====== INPUT ======

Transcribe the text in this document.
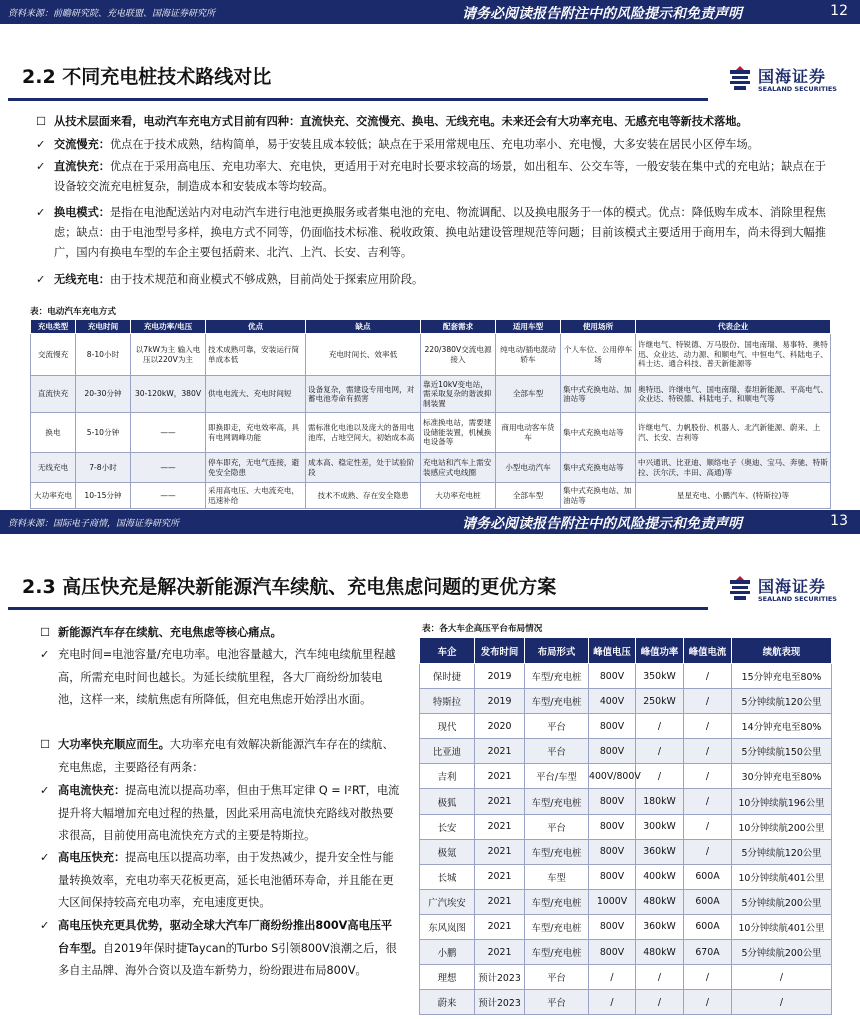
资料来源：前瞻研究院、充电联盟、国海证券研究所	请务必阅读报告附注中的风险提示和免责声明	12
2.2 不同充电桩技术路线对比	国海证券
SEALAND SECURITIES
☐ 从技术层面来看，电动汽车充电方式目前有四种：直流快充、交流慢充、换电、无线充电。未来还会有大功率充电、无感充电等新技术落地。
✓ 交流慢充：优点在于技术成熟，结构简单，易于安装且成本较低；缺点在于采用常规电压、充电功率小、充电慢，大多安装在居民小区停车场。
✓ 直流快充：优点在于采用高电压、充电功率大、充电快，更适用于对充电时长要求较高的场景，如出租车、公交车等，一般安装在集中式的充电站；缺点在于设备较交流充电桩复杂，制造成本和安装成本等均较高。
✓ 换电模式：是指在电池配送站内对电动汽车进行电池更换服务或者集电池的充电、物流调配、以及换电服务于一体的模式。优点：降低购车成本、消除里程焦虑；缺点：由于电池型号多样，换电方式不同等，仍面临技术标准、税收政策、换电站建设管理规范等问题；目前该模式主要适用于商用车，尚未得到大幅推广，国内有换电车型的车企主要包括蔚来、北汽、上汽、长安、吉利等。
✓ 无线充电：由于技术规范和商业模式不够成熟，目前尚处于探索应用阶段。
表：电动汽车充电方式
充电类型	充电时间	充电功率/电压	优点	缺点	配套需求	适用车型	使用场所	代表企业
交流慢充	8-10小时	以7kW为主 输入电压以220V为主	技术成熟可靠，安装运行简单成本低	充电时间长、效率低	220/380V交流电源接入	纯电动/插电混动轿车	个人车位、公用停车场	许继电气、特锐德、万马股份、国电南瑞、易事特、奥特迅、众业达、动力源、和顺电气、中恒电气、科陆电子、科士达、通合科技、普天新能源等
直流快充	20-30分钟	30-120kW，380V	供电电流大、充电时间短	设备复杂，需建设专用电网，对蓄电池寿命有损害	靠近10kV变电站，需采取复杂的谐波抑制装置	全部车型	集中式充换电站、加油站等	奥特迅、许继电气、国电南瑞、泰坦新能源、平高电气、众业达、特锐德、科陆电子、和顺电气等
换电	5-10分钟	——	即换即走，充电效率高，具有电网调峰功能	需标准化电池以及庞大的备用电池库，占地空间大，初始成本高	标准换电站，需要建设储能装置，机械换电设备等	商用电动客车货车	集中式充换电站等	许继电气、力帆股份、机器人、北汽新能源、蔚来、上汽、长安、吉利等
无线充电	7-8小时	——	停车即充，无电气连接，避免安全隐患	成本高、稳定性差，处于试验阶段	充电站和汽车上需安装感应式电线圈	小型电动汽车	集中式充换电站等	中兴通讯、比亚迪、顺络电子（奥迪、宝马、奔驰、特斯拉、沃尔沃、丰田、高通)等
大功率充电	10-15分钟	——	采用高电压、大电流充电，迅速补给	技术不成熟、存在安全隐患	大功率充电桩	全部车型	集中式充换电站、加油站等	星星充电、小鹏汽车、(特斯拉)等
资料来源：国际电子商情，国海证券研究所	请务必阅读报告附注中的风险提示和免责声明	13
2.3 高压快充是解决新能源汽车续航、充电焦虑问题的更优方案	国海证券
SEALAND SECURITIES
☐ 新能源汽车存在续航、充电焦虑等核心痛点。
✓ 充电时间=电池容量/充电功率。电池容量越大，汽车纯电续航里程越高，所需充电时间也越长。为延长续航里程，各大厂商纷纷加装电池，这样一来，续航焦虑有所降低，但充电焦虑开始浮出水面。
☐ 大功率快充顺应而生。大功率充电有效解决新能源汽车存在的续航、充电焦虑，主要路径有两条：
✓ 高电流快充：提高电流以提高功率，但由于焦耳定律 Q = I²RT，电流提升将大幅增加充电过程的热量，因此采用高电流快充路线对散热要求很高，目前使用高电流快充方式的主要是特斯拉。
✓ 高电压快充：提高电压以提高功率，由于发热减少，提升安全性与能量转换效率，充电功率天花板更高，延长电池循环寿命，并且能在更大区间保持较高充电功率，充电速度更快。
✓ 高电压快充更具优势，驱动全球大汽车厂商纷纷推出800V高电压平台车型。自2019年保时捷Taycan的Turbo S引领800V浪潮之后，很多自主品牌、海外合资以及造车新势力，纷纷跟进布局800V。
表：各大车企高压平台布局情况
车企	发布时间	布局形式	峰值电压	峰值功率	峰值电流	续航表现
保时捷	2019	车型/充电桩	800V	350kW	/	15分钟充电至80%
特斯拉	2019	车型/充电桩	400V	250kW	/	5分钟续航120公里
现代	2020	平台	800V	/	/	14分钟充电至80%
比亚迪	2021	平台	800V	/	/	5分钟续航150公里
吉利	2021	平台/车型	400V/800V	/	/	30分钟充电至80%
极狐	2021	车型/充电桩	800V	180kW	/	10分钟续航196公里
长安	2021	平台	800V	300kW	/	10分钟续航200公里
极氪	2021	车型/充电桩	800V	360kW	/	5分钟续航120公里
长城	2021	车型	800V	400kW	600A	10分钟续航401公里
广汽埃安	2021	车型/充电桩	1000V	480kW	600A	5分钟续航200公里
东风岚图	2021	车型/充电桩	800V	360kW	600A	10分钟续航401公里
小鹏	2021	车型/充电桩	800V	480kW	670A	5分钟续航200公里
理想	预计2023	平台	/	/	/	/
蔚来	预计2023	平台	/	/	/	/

======

- **REQUIREMENT**: Leave out the pictures and copy every record above exactly.

- **ANSWER TO THE EXERCISE**:
Transcribe the text in this document.
资料来源：前瞻研究院、充电联盟、国海证券研究所	请务必阅读报告附注中的风险提示和免责声明	12
2.2 不同充电桩技术路线对比	国海证券
SEALAND SECURITIES
☐ 从技术层面来看，电动汽车充电方式目前有四种：直流快充、交流慢充、换电、无线充电。未来还会有大功率充电、无感充电等新技术落地。
✓ 交流慢充：优点在于技术成熟，结构简单，易于安装且成本较低；缺点在于采用常规电压、充电功率小、充电慢，大多安装在居民小区停车场。
✓ 直流快充：优点在于采用高电压、充电功率大、充电快，更适用于对充电时长要求较高的场景，如出租车、公交车等，一般安装在集中式的充电站；缺点在于设备较交流充电桩复杂，制造成本和安装成本等均较高。
✓ 换电模式：是指在电池配送站内对电动汽车进行电池更换服务或者集电池的充电、物流调配、以及换电服务于一体的模式。优点：降低购车成本、消除里程焦虑；缺点：由于电池型号多样，换电方式不同等，仍面临技术标准、税收政策、换电站建设管理规范等问题；目前该模式主要适用于商用车，尚未得到大幅推广，国内有换电车型的车企主要包括蔚来、北汽、上汽、长安、吉利等。
✓ 无线充电：由于技术规范和商业模式不够成熟，目前尚处于探索应用阶段。
表：电动汽车充电方式
充电类型	充电时间	充电功率/电压	优点	缺点	配套需求	适用车型	使用场所	代表企业
交流慢充	8-10小时	以7kW为主 输入电压以220V为主	技术成熟可靠，安装运行简单成本低	充电时间长、效率低	220/380V交流电源接入	纯电动/插电混动轿车	个人车位、公用停车场	许继电气、特锐德、万马股份、国电南瑞、易事特、奥特迅、众业达、动力源、和顺电气、中恒电气、科陆电子、科士达、通合科技、普天新能源等
直流快充	20-30分钟	30-120kW，380V	供电电流大、充电时间短	设备复杂，需建设专用电网，对蓄电池寿命有损害	靠近10kV变电站，需采取复杂的谐波抑制装置	全部车型	集中式充换电站、加油站等	奥特迅、许继电气、国电南瑞、泰坦新能源、平高电气、众业达、特锐德、科陆电子、和顺电气等
换电	5-10分钟	——	即换即走，充电效率高，具有电网调峰功能	需标准化电池以及庞大的备用电池库，占地空间大，初始成本高	标准换电站，需要建设储能装置，机械换电设备等	商用电动客车货车	集中式充换电站等	许继电气、力帆股份、机器人、北汽新能源、蔚来、上汽、长安、吉利等
无线充电	7-8小时	——	停车即充，无电气连接，避免安全隐患	成本高、稳定性差，处于试验阶段	充电站和汽车上需安装感应式电线圈	小型电动汽车	集中式充换电站等	中兴通讯、比亚迪、顺络电子（奥迪、宝马、奔驰、特斯拉、沃尔沃、丰田、高通)等
大功率充电	10-15分钟	——	采用高电压、大电流充电，迅速补给	技术不成熟、存在安全隐患	大功率充电桩	全部车型	集中式充换电站、加油站等	星星充电、小鹏汽车、(特斯拉)等
资料来源：国际电子商情，国海证券研究所	请务必阅读报告附注中的风险提示和免责声明	13
2.3 高压快充是解决新能源汽车续航、充电焦虑问题的更优方案	国海证券
SEALAND SECURITIES
☐ 新能源汽车存在续航、充电焦虑等核心痛点。
✓ 充电时间=电池容量/充电功率。电池容量越大，汽车纯电续航里程越高，所需充电时间也越长。为延长续航里程，各大厂商纷纷加装电池，这样一来，续航焦虑有所降低，但充电焦虑开始浮出水面。
☐ 大功率快充顺应而生。大功率充电有效解决新能源汽车存在的续航、充电焦虑，主要路径有两条：
✓ 高电流快充：提高电流以提高功率，但由于焦耳定律 Q = I²RT，电流提升将大幅增加充电过程的热量，因此采用高电流快充路线对散热要求很高，目前使用高电流快充方式的主要是特斯拉。
✓ 高电压快充：提高电压以提高功率，由于发热减少，提升安全性与能量转换效率，充电功率天花板更高，延长电池循环寿命，并且能在更大区间保持较高充电功率，充电速度更快。
✓ 高电压快充更具优势，驱动全球大汽车厂商纷纷推出800V高电压平台车型。自2019年保时捷Taycan的Turbo S引领800V浪潮之后，很多自主品牌、海外合资以及造车新势力，纷纷跟进布局800V。
表：各大车企高压平台布局情况
车企	发布时间	布局形式	峰值电压	峰值功率	峰值电流	续航表现
保时捷	2019	车型/充电桩	800V	350kW	/	15分钟充电至80%
特斯拉	2019	车型/充电桩	400V	250kW	/	5分钟续航120公里
现代	2020	平台	800V	/	/	14分钟充电至80%
比亚迪	2021	平台	800V	/	/	5分钟续航150公里
吉利	2021	平台/车型	400V/800V	/	/	30分钟充电至80%
极狐	2021	车型/充电桩	800V	180kW	/	10分钟续航196公里
长安	2021	平台	800V	300kW	/	10分钟续航200公里
极氪	2021	车型/充电桩	800V	360kW	/	5分钟续航120公里
长城	2021	车型	800V	400kW	600A	10分钟续航401公里
广汽埃安	2021	车型/充电桩	1000V	480kW	600A	5分钟续航200公里
东风岚图	2021	车型/充电桩	800V	360kW	600A	10分钟续航401公里
小鹏	2021	车型/充电桩	800V	480kW	670A	5分钟续航200公里
理想	预计2023	平台	/	/	/	/
蔚来	预计2023	平台	/	/	/	/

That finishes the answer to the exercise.